MGL and the Macquarie Group trade in foreign exchange, interest rate, commodity, bullion, energy, securities and other
markets and is an active price maker in the derivatives market.  Certain financial instruments that MGL and/or the
Macquarie Group hold and contract to which they are a party are increasingly complex, as the Macquarie Group employ
structured products to benefit their clients and themselves, and these complex structured products often do not have
readily available markets to access in times of liquidity stress.  The Macquarie Group may incur losses as a result of
decreased market prices for products they trade, which decreases the valuation of their trading and investment positions,
including their interest rate and credit products, currency, commodity and equity positions. 
 
In addition, reductions in the level of prices in the equity markets or increases in interest rates may reduce the value of
their clients' portfolios, which in turn may reduce the fees MGL and the Macquarie Group earn for managing assets in
certain parts of their business. Increases in interest rates or attractive conditions in other investments could cause
MGL's and the Macquarie Group's clients to transfer their assets out of their funds or other products. 
 
Defaults by one or more other large financial institutions or counterparties could adversely affect financial markets
generally. 
 
The commercial soundness of many financial institutions may be closely interrelated as a result of credit, trading,
clearing or other relationships among financial institutions. As a result of, and in light of, recent significant
volatility in the financial sector and the capital markets, concerns about, or a default by, one or more institutions or by
a sovereign could lead to market-wide liquidity problems, losses or defaults by other institutions globally that may
further affect MGL and the Macquarie Group.  This is sometimes referred to as "systemic risk" and may adversely affect
financial intermediaries, such as clearing agencies, clearing houses, banks, securities firms, hedge funds and exchanges
that MGL and the Macquarie Group interacts with on a daily basis.  These risks may impact the value of financial
instruments and other financial assets that are carried at fair market value by the Macquarie Group or the Macquarie
Group's ability to deal in those assets.  If these risks eventuate, they may have an impact on MGL's and/or the Macquarie
Group's results, financial condition and prospects. 
 
An increase in the failure of third parties to honour their commitments in connection with MGL's and the Macquarie Group's
trading, lending and other activities, including funds that they manage, may adversely impact their business. 
 
MGL and the Macquarie Group are exposed to the potential for credit-related losses that can occur as a result of an
individual, counterparty or issuer being unable or unwilling to honour its contractual obligations.  MGL and the Macquarie
Group are also exposed to potential concentration risk arising from large individual exposures or groups of exposures.

#### RAW DATA:
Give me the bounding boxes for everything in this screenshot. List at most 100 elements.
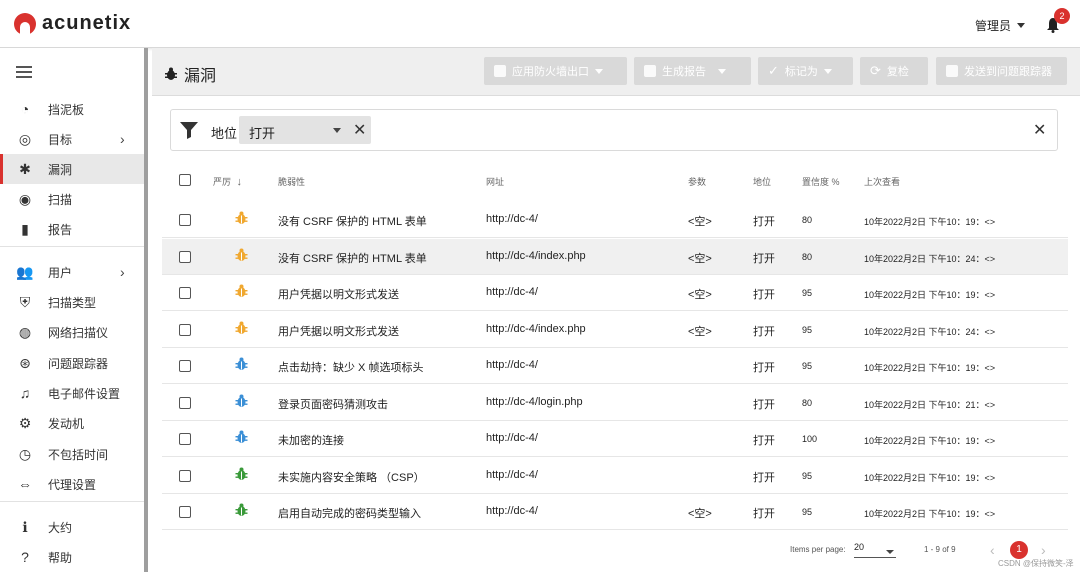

#### PROBLEM STATEMENT:
Echo the stretch of the Macquarie risk passage from "MGL and the Macquarie Group are" through "groups of exposures." verbatim.

#### EXERCISE ANSWER:
MGL and the Macquarie Group are exposed to the potential for credit-related losses that can occur as a result of an
individual, counterparty or issuer being unable or unwilling to honour its contractual obligations.  MGL and the Macquarie
Group are also exposed to potential concentration risk arising from large individual exposures or groups of exposures.